# [Given instruction]
Retype the whole listing below, character for character.

# [Excerpted records]

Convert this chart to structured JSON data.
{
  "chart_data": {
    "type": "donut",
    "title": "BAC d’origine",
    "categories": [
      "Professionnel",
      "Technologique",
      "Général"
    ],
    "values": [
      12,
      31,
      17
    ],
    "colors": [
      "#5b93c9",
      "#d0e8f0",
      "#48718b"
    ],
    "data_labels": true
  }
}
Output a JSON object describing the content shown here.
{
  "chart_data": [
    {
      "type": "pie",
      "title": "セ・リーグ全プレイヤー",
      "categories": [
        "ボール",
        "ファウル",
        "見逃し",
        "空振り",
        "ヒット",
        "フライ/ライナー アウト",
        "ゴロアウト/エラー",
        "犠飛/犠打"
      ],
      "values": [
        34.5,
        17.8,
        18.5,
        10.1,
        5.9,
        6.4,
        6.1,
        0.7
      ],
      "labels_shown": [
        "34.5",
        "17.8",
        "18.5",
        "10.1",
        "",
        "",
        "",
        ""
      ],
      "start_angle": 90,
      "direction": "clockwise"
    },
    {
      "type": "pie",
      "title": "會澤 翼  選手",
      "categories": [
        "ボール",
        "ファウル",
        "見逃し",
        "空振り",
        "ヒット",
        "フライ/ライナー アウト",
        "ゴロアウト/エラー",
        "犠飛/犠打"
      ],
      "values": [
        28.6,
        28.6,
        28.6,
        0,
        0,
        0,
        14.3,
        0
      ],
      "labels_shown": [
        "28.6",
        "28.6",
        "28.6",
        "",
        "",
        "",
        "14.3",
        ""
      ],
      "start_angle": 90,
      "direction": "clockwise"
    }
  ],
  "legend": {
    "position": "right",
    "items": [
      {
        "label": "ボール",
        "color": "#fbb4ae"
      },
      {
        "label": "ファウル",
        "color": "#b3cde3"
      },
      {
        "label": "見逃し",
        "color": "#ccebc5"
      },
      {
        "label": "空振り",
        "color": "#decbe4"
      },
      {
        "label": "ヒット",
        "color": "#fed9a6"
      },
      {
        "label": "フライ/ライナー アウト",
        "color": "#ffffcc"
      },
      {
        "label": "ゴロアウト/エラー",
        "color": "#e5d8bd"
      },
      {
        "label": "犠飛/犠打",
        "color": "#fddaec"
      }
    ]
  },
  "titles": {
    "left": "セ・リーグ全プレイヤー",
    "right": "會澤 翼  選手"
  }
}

# [Answer]
Convert this chart to structured JSON data.
{
  "chart_data": {
    "type": "donut",
    "title": "BAC d’origine",
    "categories": [
      "Professionnel",
      "Technologique",
      "Général"
    ],
    "values": [
      12,
      31,
      17
    ],
    "colors": [
      "#5b93c9",
      "#d0e8f0",
      "#48718b"
    ],
    "data_labels": true
  }
}
Output a JSON object describing the content shown here.
{
  "chart_data": [
    {
      "type": "pie",
      "title": "セ・リーグ全プレイヤー",
      "categories": [
        "ボール",
        "ファウル",
        "見逃し",
        "空振り",
        "ヒット",
        "フライ/ライナー アウト",
        "ゴロアウト/エラー",
        "犠飛/犠打"
      ],
      "values": [
        34.5,
        17.8,
        18.5,
        10.1,
        5.9,
        6.4,
        6.1,
        0.7
      ],
      "labels_shown": [
        "34.5",
        "17.8",
        "18.5",
        "10.1",
        "",
        "",
        "",
        ""
      ],
      "start_angle": 90,
      "direction": "clockwise"
    },
    {
      "type": "pie",
      "title": "會澤 翼  選手",
      "categories": [
        "ボール",
        "ファウル",
        "見逃し",
        "空振り",
        "ヒット",
        "フライ/ライナー アウト",
        "ゴロアウト/エラー",
        "犠飛/犠打"
      ],
      "values": [
        28.6,
        28.6,
        28.6,
        0,
        0,
        0,
        14.3,
        0
      ],
      "labels_shown": [
        "28.6",
        "28.6",
        "28.6",
        "",
        "",
        "",
        "14.3",
        ""
      ],
      "start_angle": 90,
      "direction": "clockwise"
    }
  ],
  "legend": {
    "position": "right",
    "items": [
      {
        "label": "ボール",
        "color": "#fbb4ae"
      },
      {
        "label": "ファウル",
        "color": "#b3cde3"
      },
      {
        "label": "見逃し",
        "color": "#ccebc5"
      },
      {
        "label": "空振り",
        "color": "#decbe4"
      },
      {
        "label": "ヒット",
        "color": "#fed9a6"
      },
      {
        "label": "フライ/ライナー アウト",
        "color": "#ffffcc"
      },
      {
        "label": "ゴロアウト/エラー",
        "color": "#e5d8bd"
      },
      {
        "label": "犠飛/犠打",
        "color": "#fddaec"
      }
    ]
  },
  "titles": {
    "left": "セ・リーグ全プレイヤー",
    "right": "會澤 翼  選手"
  }
}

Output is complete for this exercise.